====== RECORDS FOR PROCESSING

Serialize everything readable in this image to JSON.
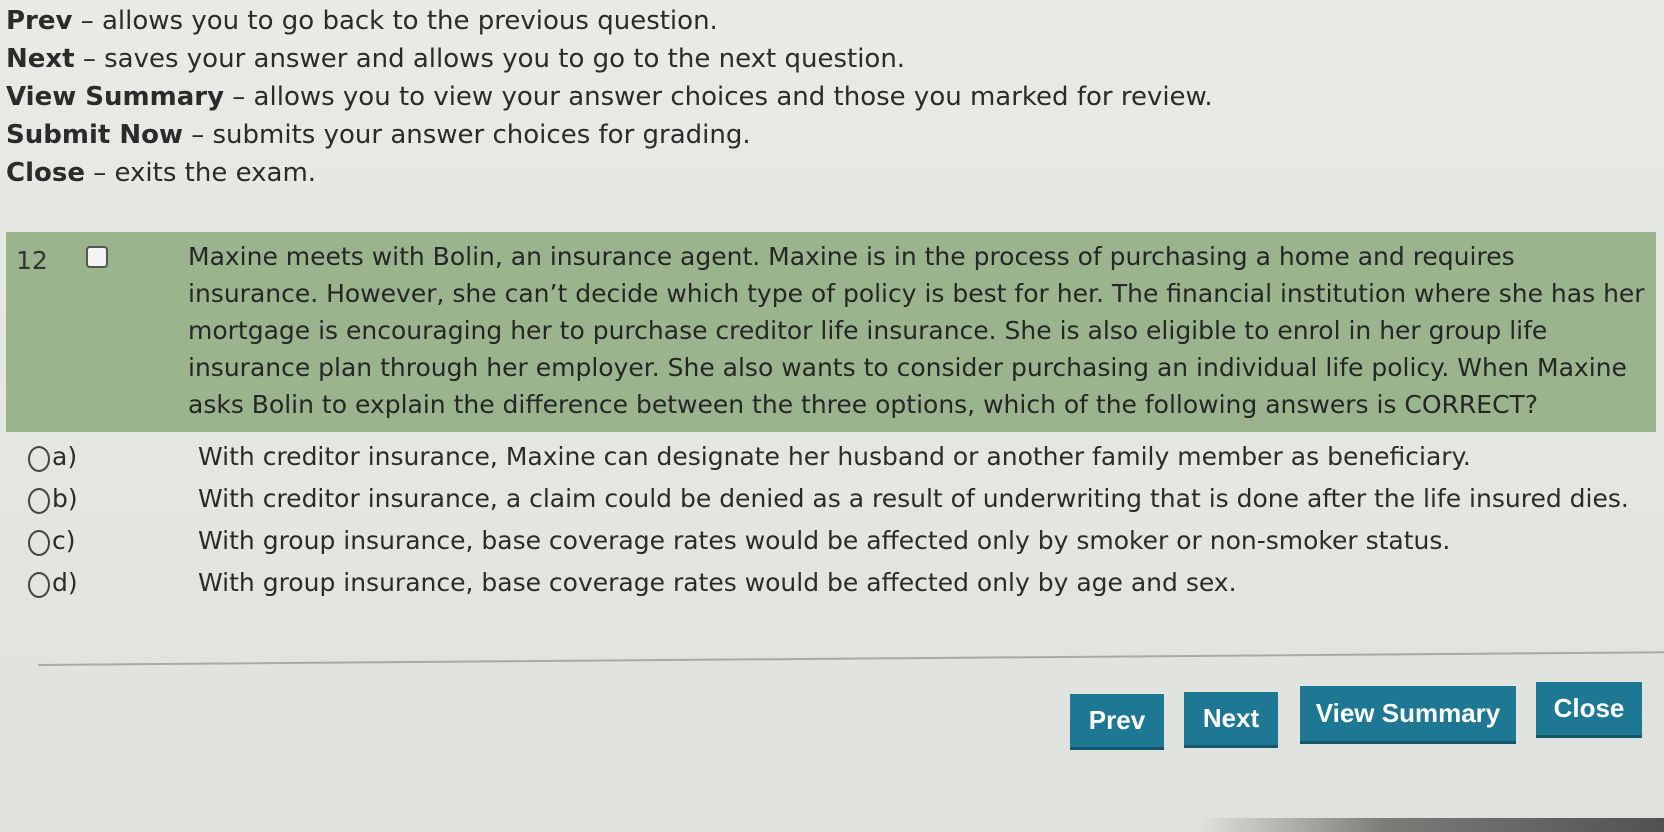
{
  "instructions": [
    {
      "key": "Prev",
      "desc": " – allows you to go back to the previous question."
    },
    {
      "key": "Next",
      "desc": " – saves your answer and allows you to go to the next question."
    },
    {
      "key": "View Summary",
      "desc": " – allows you to view your answer choices and those you marked for review."
    },
    {
      "key": "Submit Now",
      "desc": " – submits your answer choices for grading."
    },
    {
      "key": "Close",
      "desc": " – exits the exam."
    }
  ],
  "question": {
    "number": "12",
    "text": "Maxine meets with Bolin, an insurance agent. Maxine is in the process of purchasing a home and requires insurance. However, she can’t decide which type of policy is best for her. The financial institution where she has her mortgage is encouraging her to purchase creditor life insurance. She is also eligible to enrol in her group life insurance plan through her employer. She also wants to consider purchasing an individual life policy. When Maxine asks Bolin to explain the difference between the three options, which of the following answers is CORRECT?",
    "marked_for_review": false
  },
  "options": [
    {
      "letter": "a)",
      "text": "With creditor insurance, Maxine can designate her husband or another family member as beneficiary.",
      "selected": false
    },
    {
      "letter": "b)",
      "text": "With creditor insurance, a claim could be denied as a result of underwriting that is done after the life insured dies.",
      "selected": false
    },
    {
      "letter": "c)",
      "text": "With group insurance, base coverage rates would be affected only by smoker or non-smoker status.",
      "selected": false
    },
    {
      "letter": "d)",
      "text": "With group insurance, base coverage rates would be affected only by age and sex.",
      "selected": false
    }
  ],
  "buttons": {
    "prev": "Prev",
    "next": "Next",
    "view_summary": "View Summary",
    "close": "Close"
  },
  "colors": {
    "question_highlight": "#9ab58e",
    "button_bg": "#1f7893",
    "button_text": "#ffffff"
  }
}
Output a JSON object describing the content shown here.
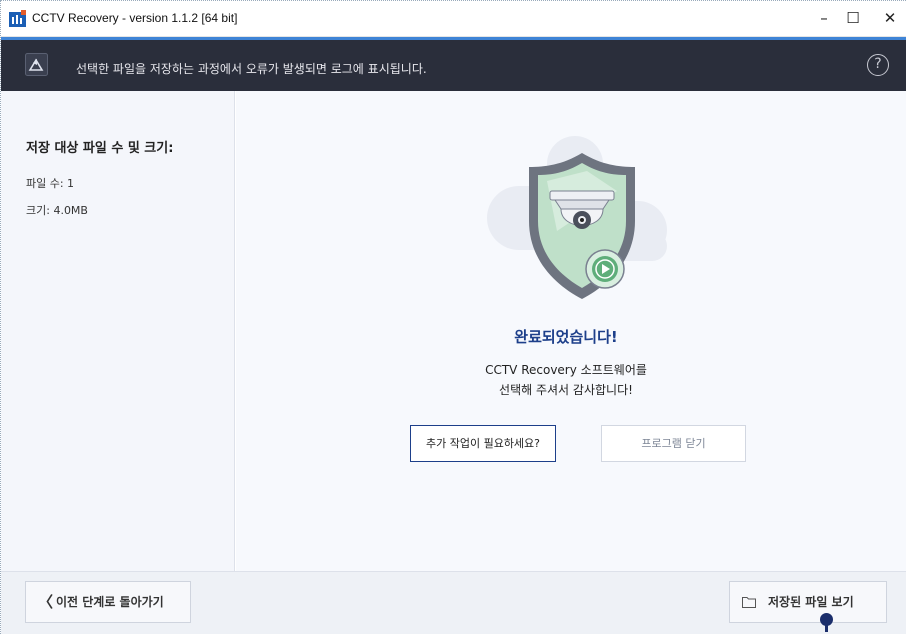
{
  "window": {
    "title": "CCTV Recovery - version 1.1.2 [64 bit]",
    "controls": {
      "minimize": "–",
      "maximize": "☐",
      "close": "✕"
    }
  },
  "banner": {
    "text": "선택한 파일을 저장하는 과정에서 오류가 발생되면 로그에 표시됩니다.",
    "help": "?"
  },
  "sidebar": {
    "heading": "저장 대상 파일 수 및 크기:",
    "file_count": "파일 수: 1",
    "size": "크기: 4.0MB"
  },
  "main": {
    "done_title": "완료되었습니다!",
    "thanks_line1": "CCTV Recovery 소프트웨어를",
    "thanks_line2": "선택해 주셔서 감사합니다!",
    "more_button": "추가 작업이 필요하세요?",
    "close_program_button": "프로그램 닫기"
  },
  "footer": {
    "back_chevron": "〈",
    "back_button": "이전 단계로 돌아가기",
    "view_saved_button": "저장된 파일 보기"
  },
  "colors": {
    "banner_bg": "#2a2e3b",
    "accent": "#1d3f8a",
    "shield": "#6e7480",
    "play_green": "#5fae7a"
  },
  "icons": [
    "app-icon",
    "save-log-icon",
    "help-icon",
    "shield-camera-icon",
    "play-icon",
    "folder-icon",
    "chevron-left-icon"
  ]
}
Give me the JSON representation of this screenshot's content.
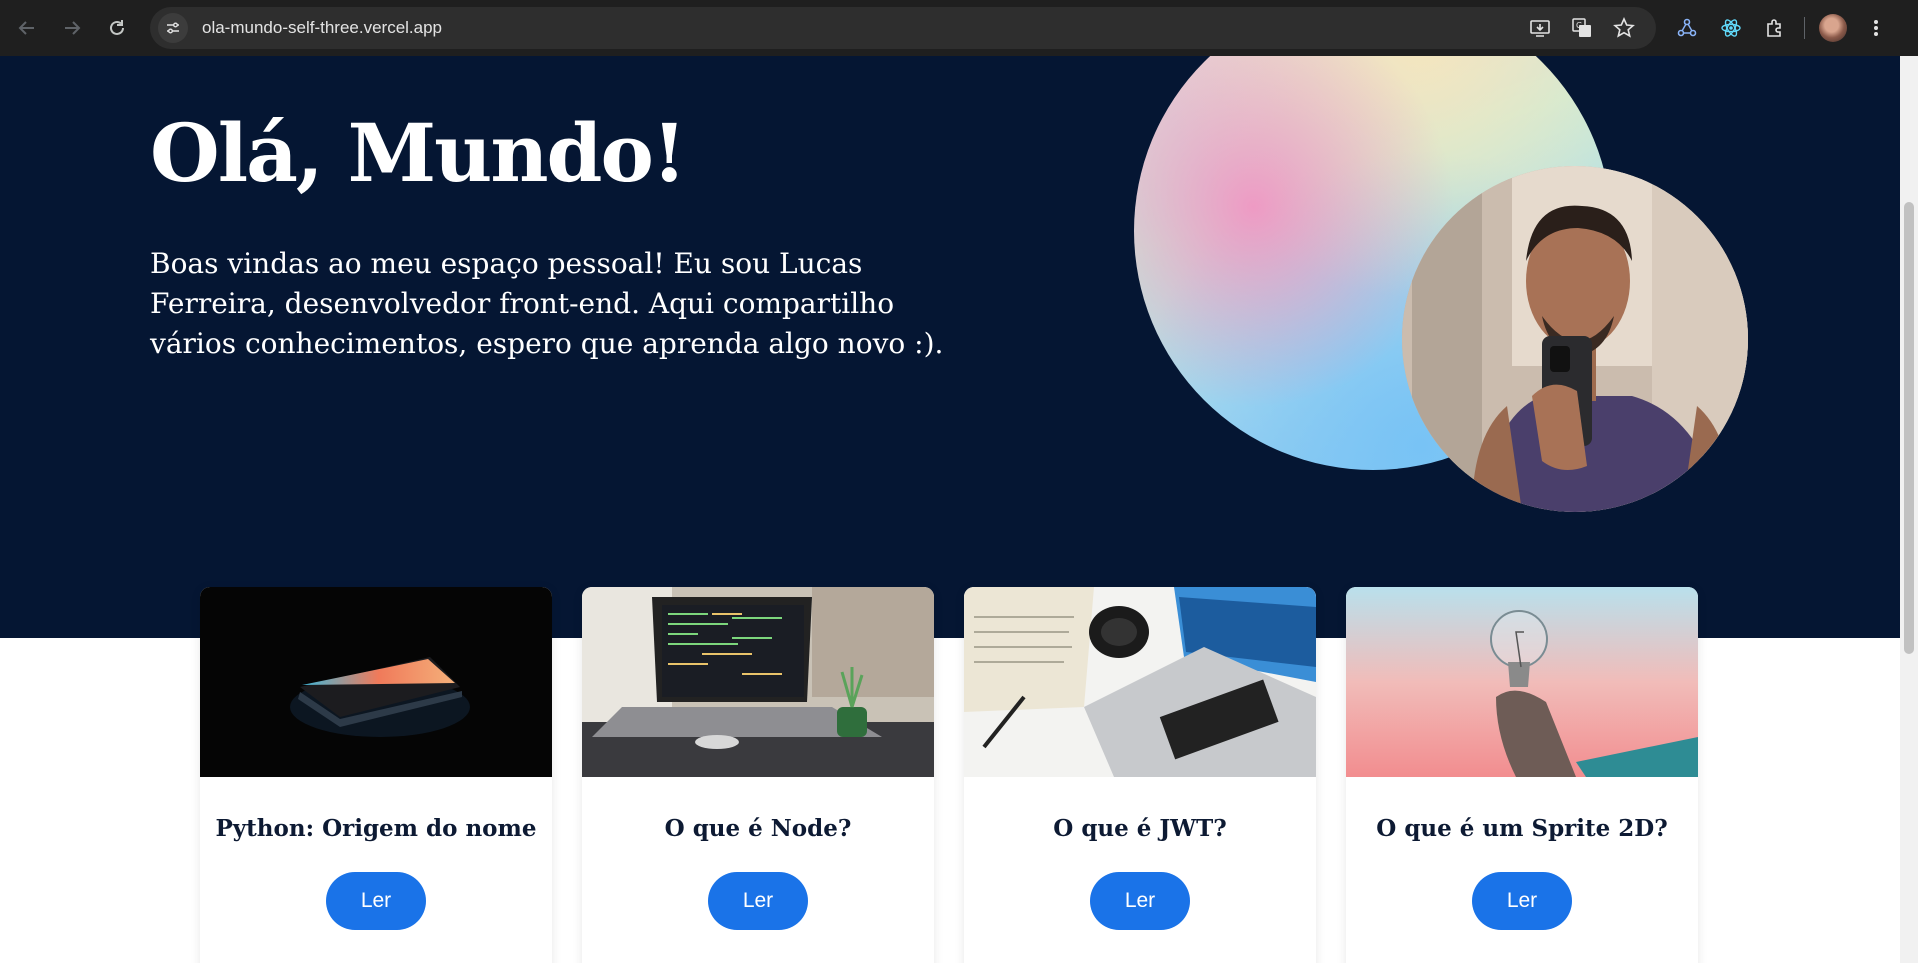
{
  "browser": {
    "url": "ola-mundo-self-three.vercel.app"
  },
  "hero": {
    "title": "Olá, Mundo!",
    "text": "Boas vindas ao meu espaço pessoal! Eu sou Lucas Ferreira, desenvolvedor front-end. Aqui compartilho vários conhecimentos, espero que aprenda algo novo :)."
  },
  "posts": [
    {
      "title": "Python: Origem do nome",
      "button": "Ler",
      "image": "dark-laptop-photo"
    },
    {
      "title": "O que é Node?",
      "button": "Ler",
      "image": "laptop-code-photo"
    },
    {
      "title": "O que é JWT?",
      "button": "Ler",
      "image": "desk-laptop-photo"
    },
    {
      "title": "O que é um Sprite 2D?",
      "button": "Ler",
      "image": "lightbulb-photo"
    }
  ],
  "colors": {
    "hero_bg": "#051633",
    "button": "#1a73e8",
    "chrome": "#1f1f1f"
  }
}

============

**EXERCISE OBJECTIVE**
Copy out all the data exactly; skip the pictures.

**EXERCISE RESULT**
Serialize everything readable in this image to JSON.
{
  "instructions": [
    {
      "key": "Prev",
      "desc": " – allows you to go back to the previous question."
    },
    {
      "key": "Next",
      "desc": " – saves your answer and allows you to go to the next question."
    },
    {
      "key": "View Summary",
      "desc": " – allows you to view your answer choices and those you marked for review."
    },
    {
      "key": "Submit Now",
      "desc": " – submits your answer choices for grading."
    },
    {
      "key": "Close",
      "desc": " – exits the exam."
    }
  ],
  "question": {
    "number": "12",
    "text": "Maxine meets with Bolin, an insurance agent. Maxine is in the process of purchasing a home and requires insurance. However, she can’t decide which type of policy is best for her. The financial institution where she has her mortgage is encouraging her to purchase creditor life insurance. She is also eligible to enrol in her group life insurance plan through her employer. She also wants to consider purchasing an individual life policy. When Maxine asks Bolin to explain the difference between the three options, which of the following answers is CORRECT?",
    "marked_for_review": false
  },
  "options": [
    {
      "letter": "a)",
      "text": "With creditor insurance, Maxine can designate her husband or another family member as beneficiary.",
      "selected": false
    },
    {
      "letter": "b)",
      "text": "With creditor insurance, a claim could be denied as a result of underwriting that is done after the life insured dies.",
      "selected": false
    },
    {
      "letter": "c)",
      "text": "With group insurance, base coverage rates would be affected only by smoker or non-smoker status.",
      "selected": false
    },
    {
      "letter": "d)",
      "text": "With group insurance, base coverage rates would be affected only by age and sex.",
      "selected": false
    }
  ],
  "buttons": {
    "prev": "Prev",
    "next": "Next",
    "view_summary": "View Summary",
    "close": "Close"
  },
  "colors": {
    "question_highlight": "#9ab58e",
    "button_bg": "#1f7893",
    "button_text": "#ffffff"
  }
}
Output a JSON object describing the content shown here.
{
  "window": {
    "title": "CCTV Recovery - version 1.1.2 [64 bit]",
    "controls": {
      "minimize": "–",
      "maximize": "☐",
      "close": "✕"
    }
  },
  "banner": {
    "text": "선택한 파일을 저장하는 과정에서 오류가 발생되면 로그에 표시됩니다.",
    "help": "?"
  },
  "sidebar": {
    "heading": "저장 대상 파일 수 및 크기:",
    "file_count": "파일 수: 1",
    "size": "크기: 4.0MB"
  },
  "main": {
    "done_title": "완료되었습니다!",
    "thanks_line1": "CCTV Recovery 소프트웨어를",
    "thanks_line2": "선택해 주셔서 감사합니다!",
    "more_button": "추가 작업이 필요하세요?",
    "close_program_button": "프로그램 닫기"
  },
  "footer": {
    "back_chevron": "〈",
    "back_button": "이전 단계로 돌아가기",
    "view_saved_button": "저장된 파일 보기"
  },
  "colors": {
    "banner_bg": "#2a2e3b",
    "accent": "#1d3f8a",
    "shield": "#6e7480",
    "play_green": "#5fae7a"
  },
  "icons": [
    "app-icon",
    "save-log-icon",
    "help-icon",
    "shield-camera-icon",
    "play-icon",
    "folder-icon",
    "chevron-left-icon"
  ]
}
Give me the JSON representation of this screenshot's content.
{
  "browser": {
    "url": "ola-mundo-self-three.vercel.app"
  },
  "hero": {
    "title": "Olá, Mundo!",
    "text": "Boas vindas ao meu espaço pessoal! Eu sou Lucas Ferreira, desenvolvedor front-end. Aqui compartilho vários conhecimentos, espero que aprenda algo novo :)."
  },
  "posts": [
    {
      "title": "Python: Origem do nome",
      "button": "Ler",
      "image": "dark-laptop-photo"
    },
    {
      "title": "O que é Node?",
      "button": "Ler",
      "image": "laptop-code-photo"
    },
    {
      "title": "O que é JWT?",
      "button": "Ler",
      "image": "desk-laptop-photo"
    },
    {
      "title": "O que é um Sprite 2D?",
      "button": "Ler",
      "image": "lightbulb-photo"
    }
  ],
  "colors": {
    "hero_bg": "#051633",
    "button": "#1a73e8",
    "chrome": "#1f1f1f"
  }
}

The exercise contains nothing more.